Records of where elements appear:
+ + +

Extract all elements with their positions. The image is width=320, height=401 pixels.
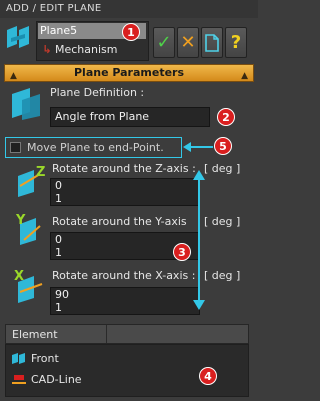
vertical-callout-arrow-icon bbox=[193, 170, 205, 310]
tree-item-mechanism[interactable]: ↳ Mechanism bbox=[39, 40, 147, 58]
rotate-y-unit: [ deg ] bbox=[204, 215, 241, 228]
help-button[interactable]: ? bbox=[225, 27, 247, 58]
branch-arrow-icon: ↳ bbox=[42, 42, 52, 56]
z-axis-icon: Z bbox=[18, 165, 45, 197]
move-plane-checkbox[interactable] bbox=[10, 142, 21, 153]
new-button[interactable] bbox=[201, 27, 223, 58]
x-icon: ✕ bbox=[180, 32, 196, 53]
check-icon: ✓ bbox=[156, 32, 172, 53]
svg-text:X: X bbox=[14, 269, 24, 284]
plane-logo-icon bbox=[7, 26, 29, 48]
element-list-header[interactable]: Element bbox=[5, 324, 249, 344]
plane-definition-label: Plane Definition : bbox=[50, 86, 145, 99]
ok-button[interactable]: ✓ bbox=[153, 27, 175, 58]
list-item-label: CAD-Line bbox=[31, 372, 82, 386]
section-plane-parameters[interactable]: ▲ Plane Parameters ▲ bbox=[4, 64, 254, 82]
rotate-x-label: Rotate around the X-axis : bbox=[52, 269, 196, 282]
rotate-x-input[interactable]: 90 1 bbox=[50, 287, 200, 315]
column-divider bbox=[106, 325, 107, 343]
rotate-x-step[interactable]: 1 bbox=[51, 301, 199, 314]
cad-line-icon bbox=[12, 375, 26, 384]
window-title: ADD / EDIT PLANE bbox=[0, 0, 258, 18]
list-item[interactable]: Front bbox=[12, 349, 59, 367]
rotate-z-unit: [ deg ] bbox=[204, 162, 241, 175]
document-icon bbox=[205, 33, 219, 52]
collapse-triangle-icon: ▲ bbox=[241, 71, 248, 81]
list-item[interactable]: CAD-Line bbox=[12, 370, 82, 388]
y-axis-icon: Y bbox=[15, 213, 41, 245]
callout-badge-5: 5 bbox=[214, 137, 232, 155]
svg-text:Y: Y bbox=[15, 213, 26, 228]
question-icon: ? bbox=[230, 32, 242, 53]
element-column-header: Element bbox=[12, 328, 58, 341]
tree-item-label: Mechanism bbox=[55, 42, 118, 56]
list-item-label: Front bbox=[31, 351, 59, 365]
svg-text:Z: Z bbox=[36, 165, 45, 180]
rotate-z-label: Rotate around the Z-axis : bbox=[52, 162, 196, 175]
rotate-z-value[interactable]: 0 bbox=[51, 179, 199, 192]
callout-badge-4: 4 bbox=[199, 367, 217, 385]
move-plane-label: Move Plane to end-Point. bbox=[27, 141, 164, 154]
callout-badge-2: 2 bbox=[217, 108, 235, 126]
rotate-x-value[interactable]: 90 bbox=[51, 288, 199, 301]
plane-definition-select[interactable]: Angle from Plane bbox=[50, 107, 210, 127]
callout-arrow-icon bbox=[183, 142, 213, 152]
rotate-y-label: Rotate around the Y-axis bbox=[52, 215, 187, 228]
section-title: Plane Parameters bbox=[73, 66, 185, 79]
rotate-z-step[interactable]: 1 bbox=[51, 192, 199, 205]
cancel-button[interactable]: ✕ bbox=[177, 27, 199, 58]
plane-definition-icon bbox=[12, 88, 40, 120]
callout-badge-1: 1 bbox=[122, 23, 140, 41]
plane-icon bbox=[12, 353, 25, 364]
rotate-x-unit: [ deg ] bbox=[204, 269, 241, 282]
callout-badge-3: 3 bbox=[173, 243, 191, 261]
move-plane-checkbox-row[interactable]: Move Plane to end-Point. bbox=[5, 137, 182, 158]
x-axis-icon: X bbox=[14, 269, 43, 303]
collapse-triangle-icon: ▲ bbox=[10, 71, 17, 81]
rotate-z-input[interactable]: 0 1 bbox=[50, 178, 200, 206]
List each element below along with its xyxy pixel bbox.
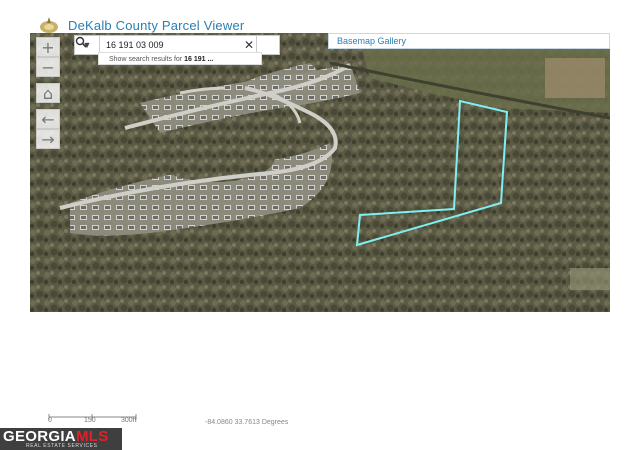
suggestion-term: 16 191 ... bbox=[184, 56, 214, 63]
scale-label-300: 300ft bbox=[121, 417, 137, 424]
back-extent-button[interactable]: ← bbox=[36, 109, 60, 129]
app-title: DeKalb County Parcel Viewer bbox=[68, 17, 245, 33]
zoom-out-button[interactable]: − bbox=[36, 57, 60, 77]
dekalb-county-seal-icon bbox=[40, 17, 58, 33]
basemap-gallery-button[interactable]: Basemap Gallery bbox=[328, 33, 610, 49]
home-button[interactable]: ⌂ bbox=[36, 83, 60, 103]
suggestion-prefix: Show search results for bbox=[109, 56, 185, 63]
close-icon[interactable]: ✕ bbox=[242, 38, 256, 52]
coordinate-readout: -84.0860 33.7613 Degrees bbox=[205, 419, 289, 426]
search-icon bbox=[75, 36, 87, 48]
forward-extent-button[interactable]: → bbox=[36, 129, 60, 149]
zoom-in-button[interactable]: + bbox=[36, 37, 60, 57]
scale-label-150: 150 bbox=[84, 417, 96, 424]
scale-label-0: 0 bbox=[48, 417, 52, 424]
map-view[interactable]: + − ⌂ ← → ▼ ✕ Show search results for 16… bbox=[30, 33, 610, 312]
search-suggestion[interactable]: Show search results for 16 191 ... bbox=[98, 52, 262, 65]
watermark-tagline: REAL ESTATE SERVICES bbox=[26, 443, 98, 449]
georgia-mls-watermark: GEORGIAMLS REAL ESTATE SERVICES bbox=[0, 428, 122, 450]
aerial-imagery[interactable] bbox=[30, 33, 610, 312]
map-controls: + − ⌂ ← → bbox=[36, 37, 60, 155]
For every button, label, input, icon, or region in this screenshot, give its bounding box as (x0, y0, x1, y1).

+ + +

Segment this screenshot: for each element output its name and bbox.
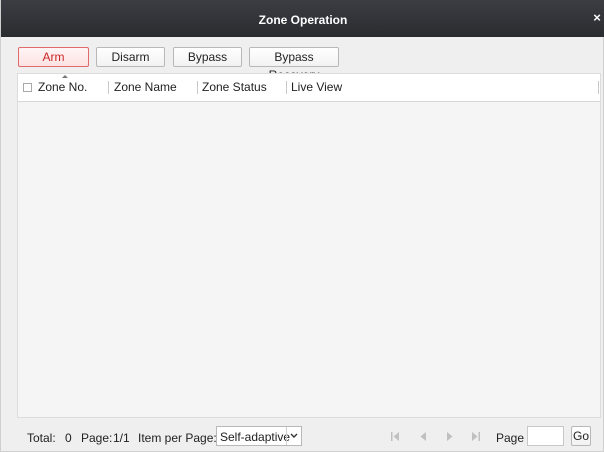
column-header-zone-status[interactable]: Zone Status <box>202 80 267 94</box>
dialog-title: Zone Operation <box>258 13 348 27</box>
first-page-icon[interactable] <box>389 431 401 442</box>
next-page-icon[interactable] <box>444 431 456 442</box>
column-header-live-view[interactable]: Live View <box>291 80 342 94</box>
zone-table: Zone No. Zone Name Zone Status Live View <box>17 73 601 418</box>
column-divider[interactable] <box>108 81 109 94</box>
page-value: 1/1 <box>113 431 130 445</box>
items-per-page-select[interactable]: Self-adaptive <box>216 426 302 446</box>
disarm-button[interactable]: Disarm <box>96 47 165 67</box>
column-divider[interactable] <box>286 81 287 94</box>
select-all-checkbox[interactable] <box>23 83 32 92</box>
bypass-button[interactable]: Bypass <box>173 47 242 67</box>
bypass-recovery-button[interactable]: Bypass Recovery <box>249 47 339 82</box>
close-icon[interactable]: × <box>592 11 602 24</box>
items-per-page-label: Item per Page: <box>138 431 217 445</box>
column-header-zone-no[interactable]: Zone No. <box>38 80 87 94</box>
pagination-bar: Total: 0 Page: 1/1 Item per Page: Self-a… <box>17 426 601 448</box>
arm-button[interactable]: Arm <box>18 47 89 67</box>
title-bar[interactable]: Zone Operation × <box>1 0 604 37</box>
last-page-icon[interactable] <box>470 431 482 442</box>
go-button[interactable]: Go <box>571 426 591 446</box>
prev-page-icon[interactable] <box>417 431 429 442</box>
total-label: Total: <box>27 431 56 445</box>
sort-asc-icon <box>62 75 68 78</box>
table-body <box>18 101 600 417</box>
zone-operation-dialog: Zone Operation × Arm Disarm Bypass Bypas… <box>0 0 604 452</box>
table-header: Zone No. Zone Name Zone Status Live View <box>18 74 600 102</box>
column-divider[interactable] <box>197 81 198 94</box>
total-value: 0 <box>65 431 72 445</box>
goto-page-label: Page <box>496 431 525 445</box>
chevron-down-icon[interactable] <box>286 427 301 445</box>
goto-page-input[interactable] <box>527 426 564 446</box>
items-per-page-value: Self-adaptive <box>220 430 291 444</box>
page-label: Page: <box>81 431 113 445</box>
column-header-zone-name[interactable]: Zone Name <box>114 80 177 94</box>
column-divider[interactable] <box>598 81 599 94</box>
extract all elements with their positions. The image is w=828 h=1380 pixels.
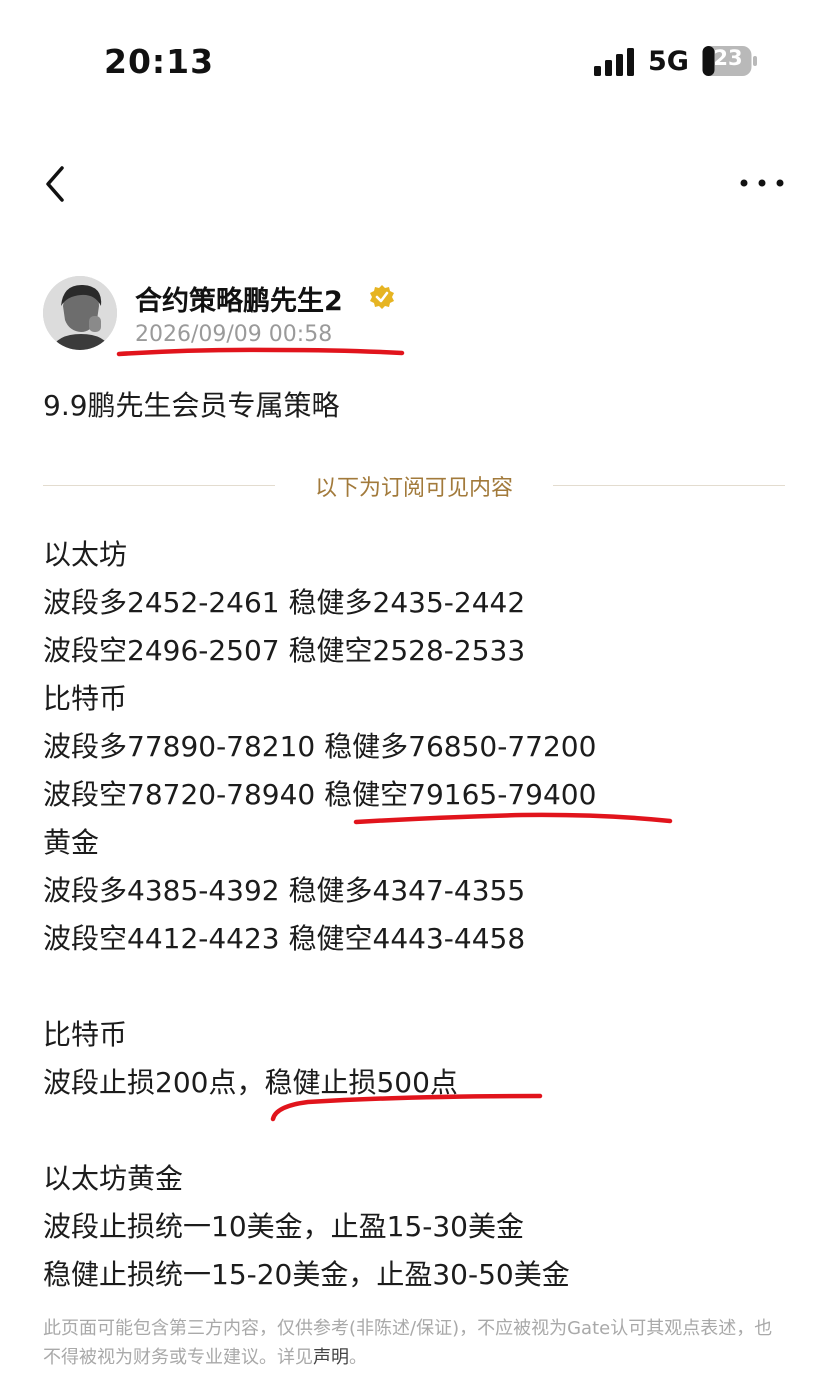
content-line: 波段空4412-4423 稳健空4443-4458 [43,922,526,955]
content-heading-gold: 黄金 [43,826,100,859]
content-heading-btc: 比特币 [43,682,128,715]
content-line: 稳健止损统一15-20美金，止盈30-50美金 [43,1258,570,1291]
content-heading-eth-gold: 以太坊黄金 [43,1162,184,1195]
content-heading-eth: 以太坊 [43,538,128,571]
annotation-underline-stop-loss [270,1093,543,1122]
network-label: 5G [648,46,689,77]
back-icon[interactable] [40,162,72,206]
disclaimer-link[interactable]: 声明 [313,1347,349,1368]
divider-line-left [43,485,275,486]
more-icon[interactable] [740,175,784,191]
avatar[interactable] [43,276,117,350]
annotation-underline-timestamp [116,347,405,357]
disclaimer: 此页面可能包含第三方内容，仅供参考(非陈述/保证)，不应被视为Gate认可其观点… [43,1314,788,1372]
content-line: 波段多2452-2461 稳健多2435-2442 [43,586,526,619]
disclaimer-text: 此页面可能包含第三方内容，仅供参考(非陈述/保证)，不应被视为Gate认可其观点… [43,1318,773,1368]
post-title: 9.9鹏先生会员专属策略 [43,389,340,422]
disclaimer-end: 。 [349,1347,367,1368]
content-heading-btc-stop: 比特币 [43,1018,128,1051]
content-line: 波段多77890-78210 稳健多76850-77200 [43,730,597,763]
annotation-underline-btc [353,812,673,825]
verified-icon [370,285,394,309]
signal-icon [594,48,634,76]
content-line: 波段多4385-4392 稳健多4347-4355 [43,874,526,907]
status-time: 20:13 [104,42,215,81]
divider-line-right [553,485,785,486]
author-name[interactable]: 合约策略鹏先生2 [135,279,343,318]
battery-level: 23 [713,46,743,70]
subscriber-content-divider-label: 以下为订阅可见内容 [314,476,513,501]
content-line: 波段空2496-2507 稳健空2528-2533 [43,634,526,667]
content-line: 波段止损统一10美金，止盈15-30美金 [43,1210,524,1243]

+ + +

## Directions for this task:
Copy the lines from the line with "column-header-zone-status[interactable]: Zone Status" up to and including the line with "disarm-button[interactable]: Disarm <box>96", exactly as they appear in the records.

## Result of the task:
column-header-zone-status[interactable]: Zone Status <box>202 80 267 94</box>
dialog-title: Zone Operation <box>258 13 348 27</box>
first-page-icon[interactable] <box>389 431 401 442</box>
next-page-icon[interactable] <box>444 431 456 442</box>
column-header-live-view[interactable]: Live View <box>291 80 342 94</box>
zone-table: Zone No. Zone Name Zone Status Live View <box>17 73 601 418</box>
column-divider[interactable] <box>108 81 109 94</box>
page-value: 1/1 <box>113 431 130 445</box>
items-per-page-select[interactable]: Self-adaptive <box>216 426 302 446</box>
disarm-button[interactable]: Disarm <box>96 47 165 67</box>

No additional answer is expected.